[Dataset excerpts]
- - - -

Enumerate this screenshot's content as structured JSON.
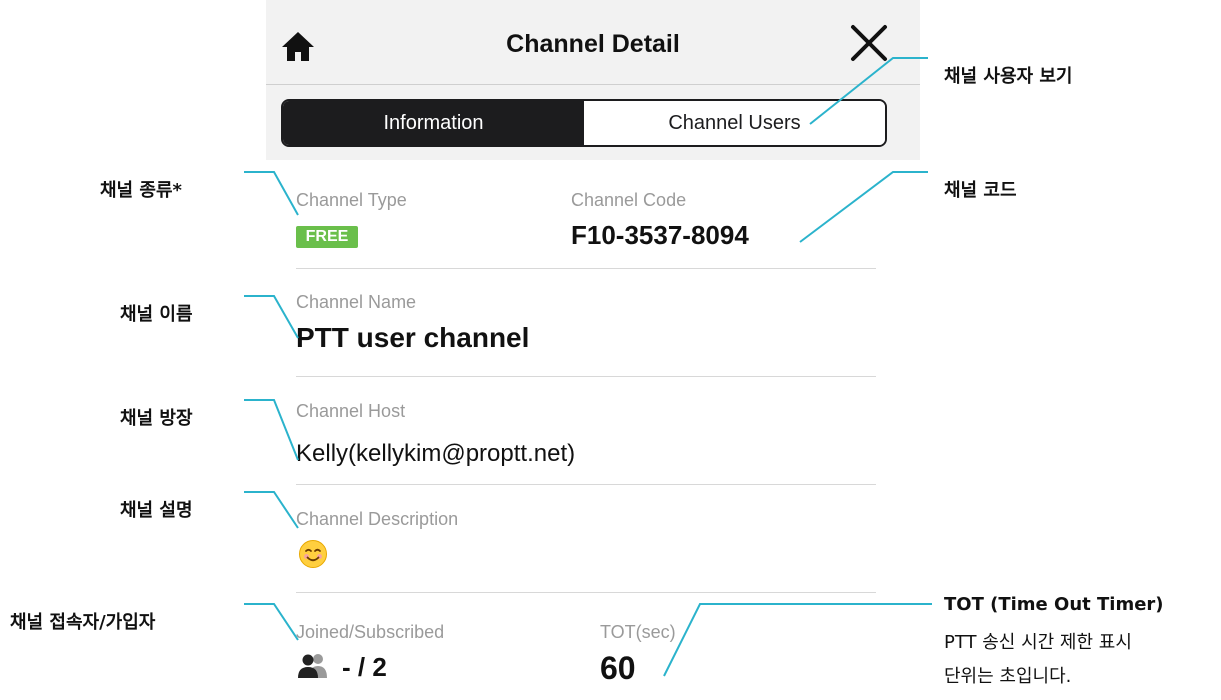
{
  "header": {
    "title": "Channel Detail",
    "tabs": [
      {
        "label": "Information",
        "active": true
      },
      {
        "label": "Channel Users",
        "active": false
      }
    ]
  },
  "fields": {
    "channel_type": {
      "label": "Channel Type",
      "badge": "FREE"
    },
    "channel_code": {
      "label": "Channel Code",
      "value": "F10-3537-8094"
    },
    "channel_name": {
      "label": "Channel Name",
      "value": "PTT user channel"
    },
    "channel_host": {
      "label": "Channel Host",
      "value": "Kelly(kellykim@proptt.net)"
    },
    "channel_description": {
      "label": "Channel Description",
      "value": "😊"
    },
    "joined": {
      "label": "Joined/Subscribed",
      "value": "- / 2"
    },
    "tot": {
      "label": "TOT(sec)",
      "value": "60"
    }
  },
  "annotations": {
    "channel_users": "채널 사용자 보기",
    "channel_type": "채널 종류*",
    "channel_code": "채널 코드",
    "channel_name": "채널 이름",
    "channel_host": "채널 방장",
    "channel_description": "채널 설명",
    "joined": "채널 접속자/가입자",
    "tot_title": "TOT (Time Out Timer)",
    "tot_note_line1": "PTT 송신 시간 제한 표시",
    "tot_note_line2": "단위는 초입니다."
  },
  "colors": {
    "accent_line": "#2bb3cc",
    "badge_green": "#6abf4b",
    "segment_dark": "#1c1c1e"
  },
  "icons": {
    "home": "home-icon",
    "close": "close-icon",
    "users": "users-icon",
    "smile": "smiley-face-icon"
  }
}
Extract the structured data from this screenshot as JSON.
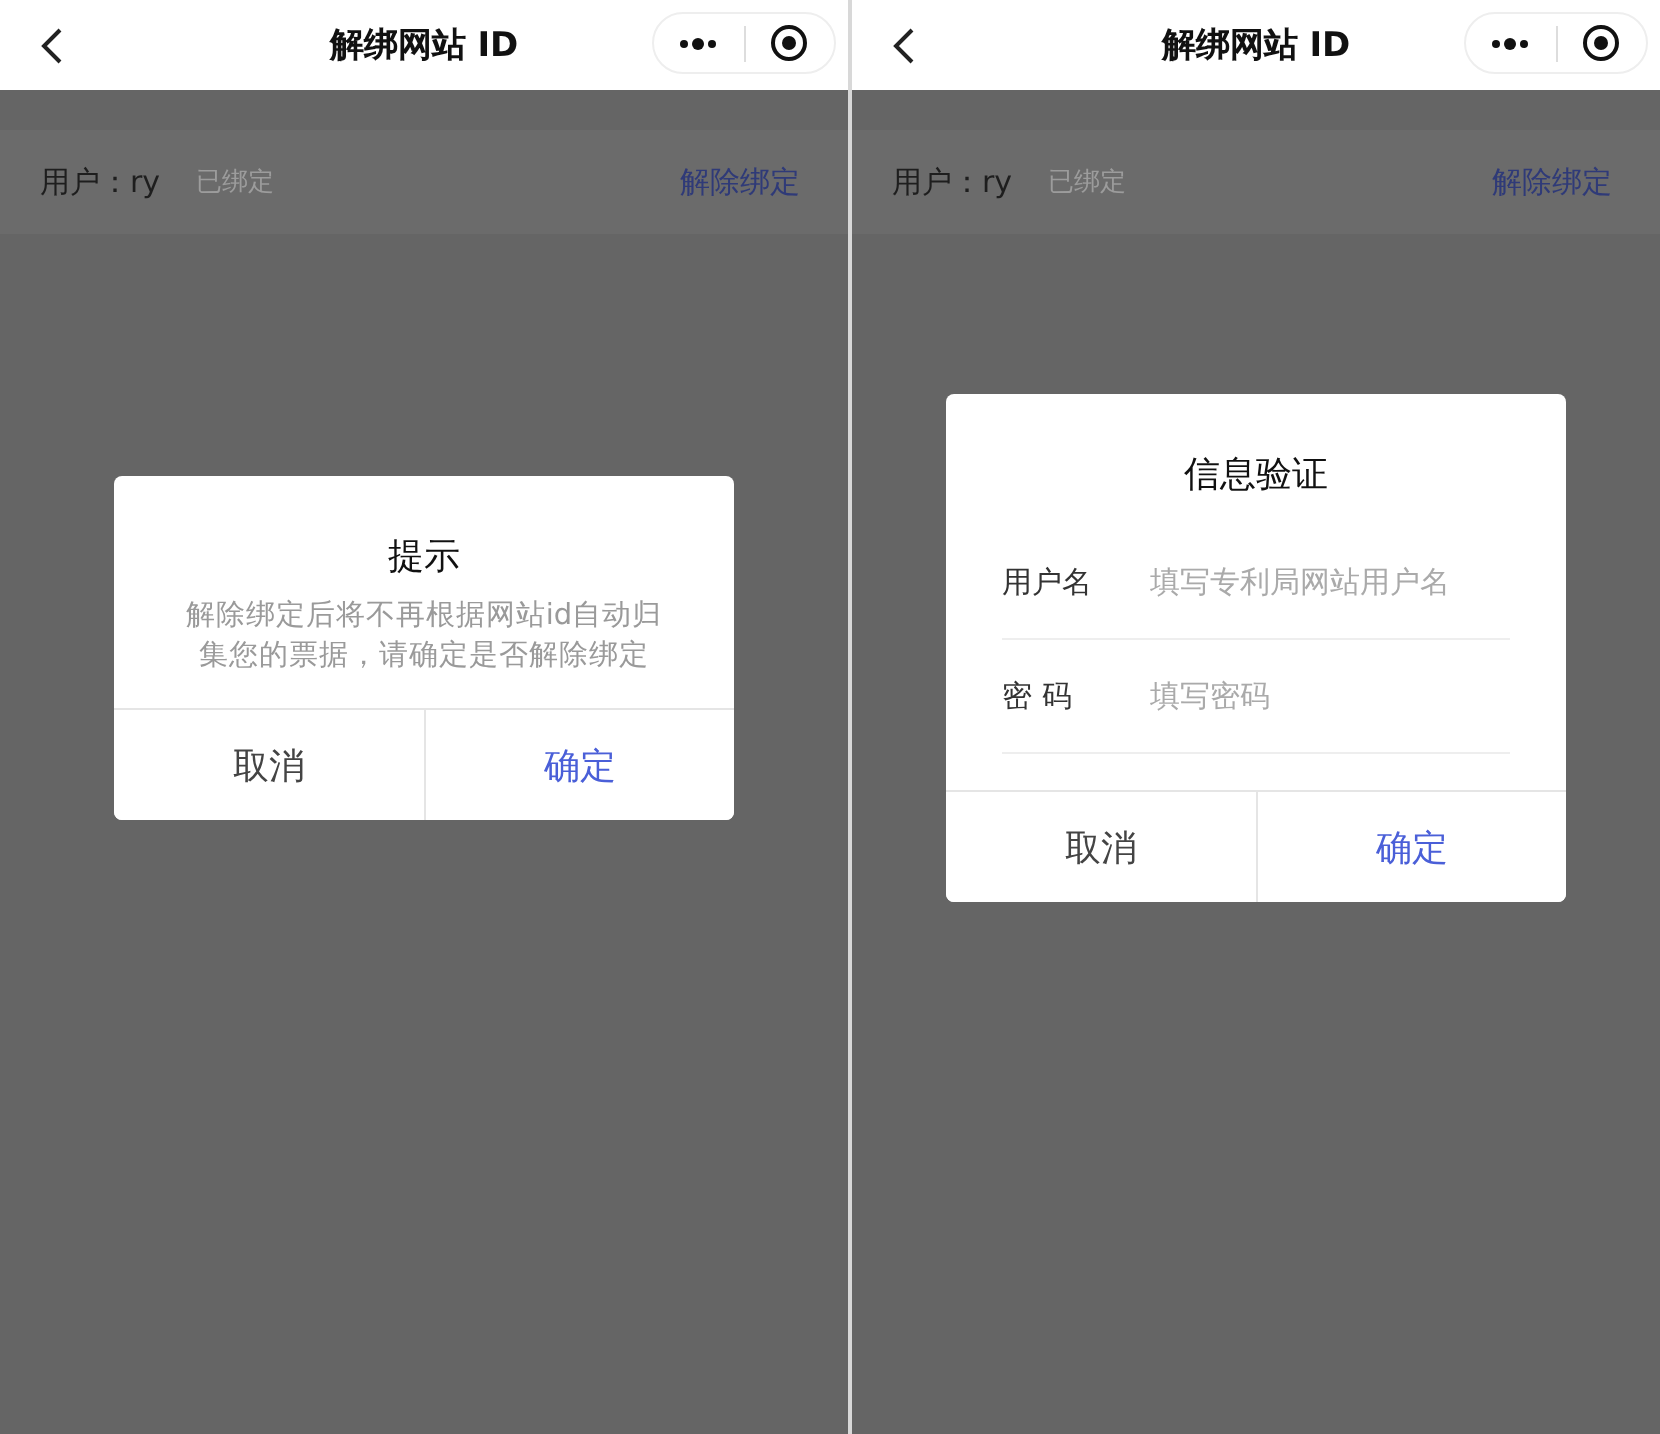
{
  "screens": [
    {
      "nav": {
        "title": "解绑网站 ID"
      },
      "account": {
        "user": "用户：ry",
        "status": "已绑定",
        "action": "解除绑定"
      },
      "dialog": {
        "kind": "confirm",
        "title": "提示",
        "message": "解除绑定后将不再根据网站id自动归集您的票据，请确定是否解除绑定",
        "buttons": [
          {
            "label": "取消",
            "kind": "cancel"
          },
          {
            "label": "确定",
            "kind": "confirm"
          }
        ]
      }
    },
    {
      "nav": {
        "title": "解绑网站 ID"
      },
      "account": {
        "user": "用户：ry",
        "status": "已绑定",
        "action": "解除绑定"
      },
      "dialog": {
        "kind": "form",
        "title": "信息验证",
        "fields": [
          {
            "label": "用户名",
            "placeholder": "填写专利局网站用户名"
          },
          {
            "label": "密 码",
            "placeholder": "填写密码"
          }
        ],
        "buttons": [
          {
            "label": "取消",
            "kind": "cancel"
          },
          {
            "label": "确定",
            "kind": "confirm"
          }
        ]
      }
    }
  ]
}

- - - -

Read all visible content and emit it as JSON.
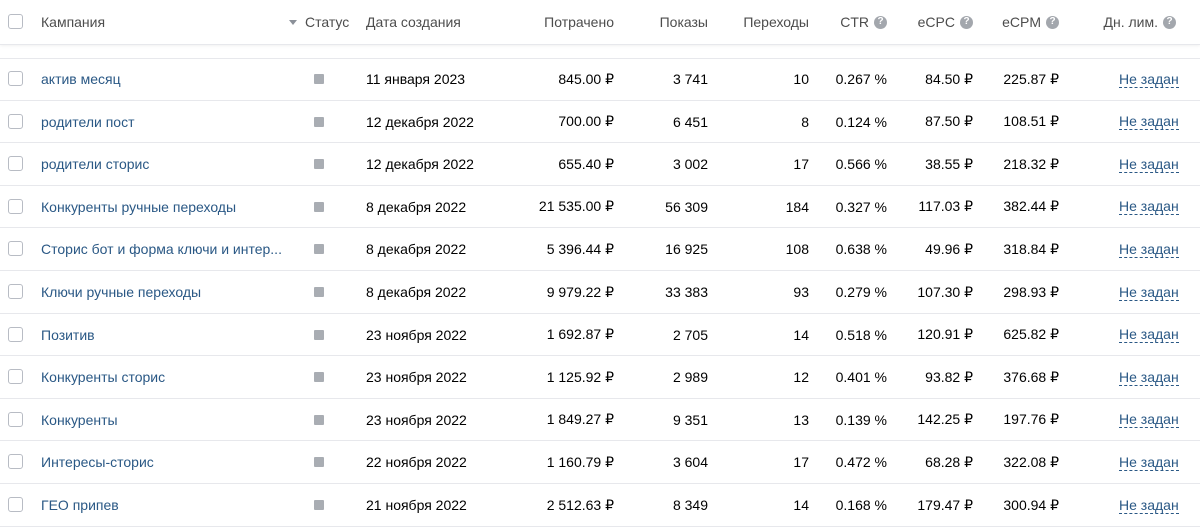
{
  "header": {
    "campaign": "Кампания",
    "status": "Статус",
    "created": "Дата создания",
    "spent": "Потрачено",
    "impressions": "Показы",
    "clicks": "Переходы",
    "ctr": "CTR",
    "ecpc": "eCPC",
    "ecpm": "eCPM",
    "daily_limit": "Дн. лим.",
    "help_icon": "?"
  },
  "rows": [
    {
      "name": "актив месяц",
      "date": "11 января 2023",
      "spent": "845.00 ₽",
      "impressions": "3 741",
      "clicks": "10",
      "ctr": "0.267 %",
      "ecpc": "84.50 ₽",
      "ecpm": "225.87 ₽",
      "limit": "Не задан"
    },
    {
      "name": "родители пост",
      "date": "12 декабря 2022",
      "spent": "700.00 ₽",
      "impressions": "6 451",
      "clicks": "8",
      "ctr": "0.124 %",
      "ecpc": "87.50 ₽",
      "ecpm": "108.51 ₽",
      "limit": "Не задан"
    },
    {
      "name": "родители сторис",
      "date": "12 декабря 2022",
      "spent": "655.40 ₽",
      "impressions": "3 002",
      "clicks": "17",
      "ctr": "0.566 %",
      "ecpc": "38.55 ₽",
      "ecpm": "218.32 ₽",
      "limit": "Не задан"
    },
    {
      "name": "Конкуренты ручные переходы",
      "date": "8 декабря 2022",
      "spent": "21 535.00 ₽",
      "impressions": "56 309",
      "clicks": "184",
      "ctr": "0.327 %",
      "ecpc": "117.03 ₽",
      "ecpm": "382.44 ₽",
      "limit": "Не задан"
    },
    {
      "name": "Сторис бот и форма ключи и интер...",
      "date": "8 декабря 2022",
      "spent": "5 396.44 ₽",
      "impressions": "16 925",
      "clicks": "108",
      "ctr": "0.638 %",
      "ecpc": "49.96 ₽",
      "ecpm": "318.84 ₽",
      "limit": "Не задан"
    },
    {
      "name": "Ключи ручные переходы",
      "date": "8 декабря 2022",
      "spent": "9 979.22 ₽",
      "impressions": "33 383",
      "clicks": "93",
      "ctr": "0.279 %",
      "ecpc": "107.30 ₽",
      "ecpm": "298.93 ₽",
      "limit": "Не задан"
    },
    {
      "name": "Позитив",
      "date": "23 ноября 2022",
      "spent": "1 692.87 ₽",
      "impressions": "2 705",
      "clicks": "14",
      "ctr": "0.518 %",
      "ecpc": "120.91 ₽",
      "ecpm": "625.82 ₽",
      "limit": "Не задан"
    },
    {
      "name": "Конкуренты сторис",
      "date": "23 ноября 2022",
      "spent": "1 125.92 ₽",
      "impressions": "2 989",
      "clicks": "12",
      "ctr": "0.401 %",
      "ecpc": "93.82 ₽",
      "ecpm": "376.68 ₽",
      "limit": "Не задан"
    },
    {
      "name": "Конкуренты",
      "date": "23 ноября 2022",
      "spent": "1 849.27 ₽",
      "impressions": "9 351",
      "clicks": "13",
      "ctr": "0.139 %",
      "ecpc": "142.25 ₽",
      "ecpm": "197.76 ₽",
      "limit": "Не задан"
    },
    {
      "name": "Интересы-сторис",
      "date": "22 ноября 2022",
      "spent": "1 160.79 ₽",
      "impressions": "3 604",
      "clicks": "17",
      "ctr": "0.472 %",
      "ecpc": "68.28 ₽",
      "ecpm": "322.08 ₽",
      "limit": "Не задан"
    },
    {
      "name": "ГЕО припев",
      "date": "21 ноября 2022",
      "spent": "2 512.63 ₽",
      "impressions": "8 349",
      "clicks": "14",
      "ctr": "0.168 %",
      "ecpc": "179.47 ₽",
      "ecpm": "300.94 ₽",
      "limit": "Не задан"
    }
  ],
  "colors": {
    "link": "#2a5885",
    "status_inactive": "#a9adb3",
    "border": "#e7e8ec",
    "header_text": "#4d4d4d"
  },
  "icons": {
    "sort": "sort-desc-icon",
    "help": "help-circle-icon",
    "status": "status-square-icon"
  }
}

- - - -

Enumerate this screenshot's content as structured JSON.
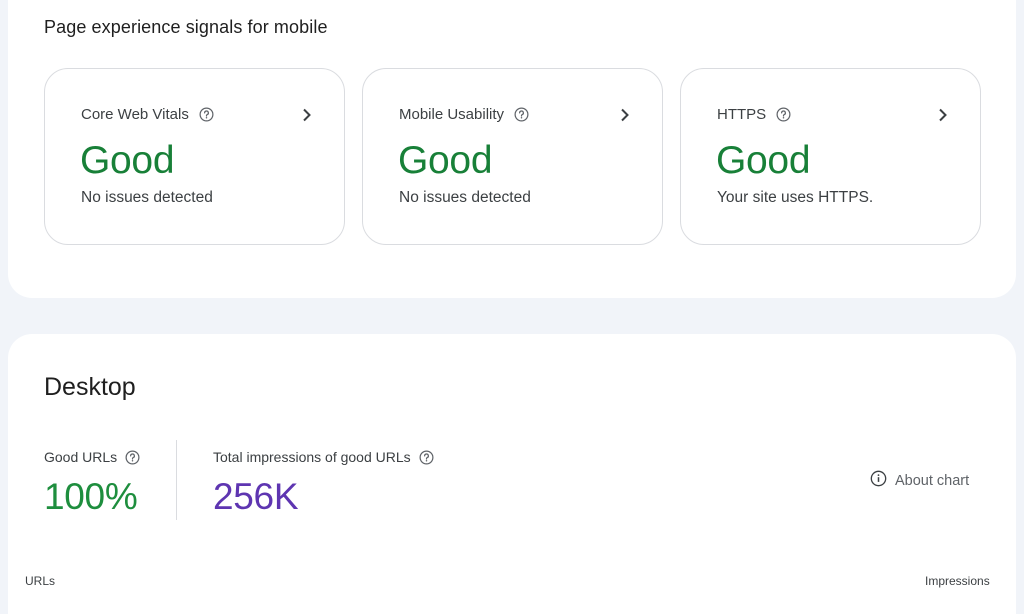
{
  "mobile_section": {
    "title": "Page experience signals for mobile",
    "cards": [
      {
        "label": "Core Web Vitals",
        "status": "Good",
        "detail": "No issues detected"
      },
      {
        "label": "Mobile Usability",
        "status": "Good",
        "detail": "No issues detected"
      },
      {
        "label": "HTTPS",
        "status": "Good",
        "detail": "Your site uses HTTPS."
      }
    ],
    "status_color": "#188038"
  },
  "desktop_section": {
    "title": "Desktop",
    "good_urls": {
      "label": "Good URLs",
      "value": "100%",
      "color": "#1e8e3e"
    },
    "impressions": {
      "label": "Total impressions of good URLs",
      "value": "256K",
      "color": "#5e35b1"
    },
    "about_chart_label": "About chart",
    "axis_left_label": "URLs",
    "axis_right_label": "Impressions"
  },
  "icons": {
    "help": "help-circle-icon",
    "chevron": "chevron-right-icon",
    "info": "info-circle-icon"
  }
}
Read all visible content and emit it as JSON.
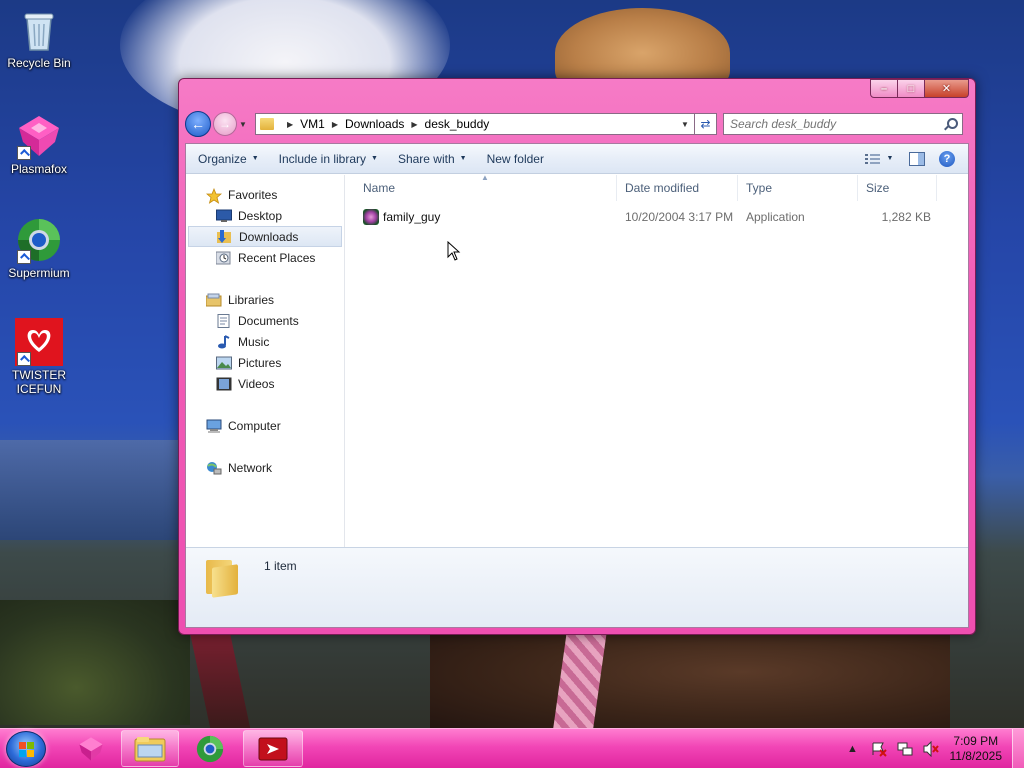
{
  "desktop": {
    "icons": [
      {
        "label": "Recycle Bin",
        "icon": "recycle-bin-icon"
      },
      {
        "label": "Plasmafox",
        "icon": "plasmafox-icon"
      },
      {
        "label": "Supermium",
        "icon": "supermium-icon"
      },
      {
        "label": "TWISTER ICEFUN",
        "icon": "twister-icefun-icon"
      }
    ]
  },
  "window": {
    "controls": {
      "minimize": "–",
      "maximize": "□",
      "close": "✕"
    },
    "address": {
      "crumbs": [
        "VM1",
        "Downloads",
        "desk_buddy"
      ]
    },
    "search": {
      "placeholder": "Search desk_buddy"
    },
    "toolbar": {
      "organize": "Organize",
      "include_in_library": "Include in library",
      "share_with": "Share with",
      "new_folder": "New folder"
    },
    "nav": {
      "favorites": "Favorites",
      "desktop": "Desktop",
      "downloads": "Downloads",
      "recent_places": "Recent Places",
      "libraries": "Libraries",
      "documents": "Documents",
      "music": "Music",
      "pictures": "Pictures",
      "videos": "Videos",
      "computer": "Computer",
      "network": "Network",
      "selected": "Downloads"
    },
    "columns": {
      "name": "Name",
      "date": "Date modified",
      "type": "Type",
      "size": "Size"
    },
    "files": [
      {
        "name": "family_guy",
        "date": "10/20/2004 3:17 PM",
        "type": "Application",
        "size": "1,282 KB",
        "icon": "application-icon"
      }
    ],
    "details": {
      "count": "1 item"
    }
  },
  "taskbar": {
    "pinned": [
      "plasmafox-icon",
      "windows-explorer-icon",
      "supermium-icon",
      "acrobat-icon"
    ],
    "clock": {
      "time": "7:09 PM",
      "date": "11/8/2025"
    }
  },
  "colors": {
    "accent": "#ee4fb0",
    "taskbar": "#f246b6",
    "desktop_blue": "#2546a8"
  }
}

- - - -

TO BE DONE: Lines that include the word "Downloads" — how many are there in the data? Answer with the number alone.

ANSWER FOR THE TASK: 3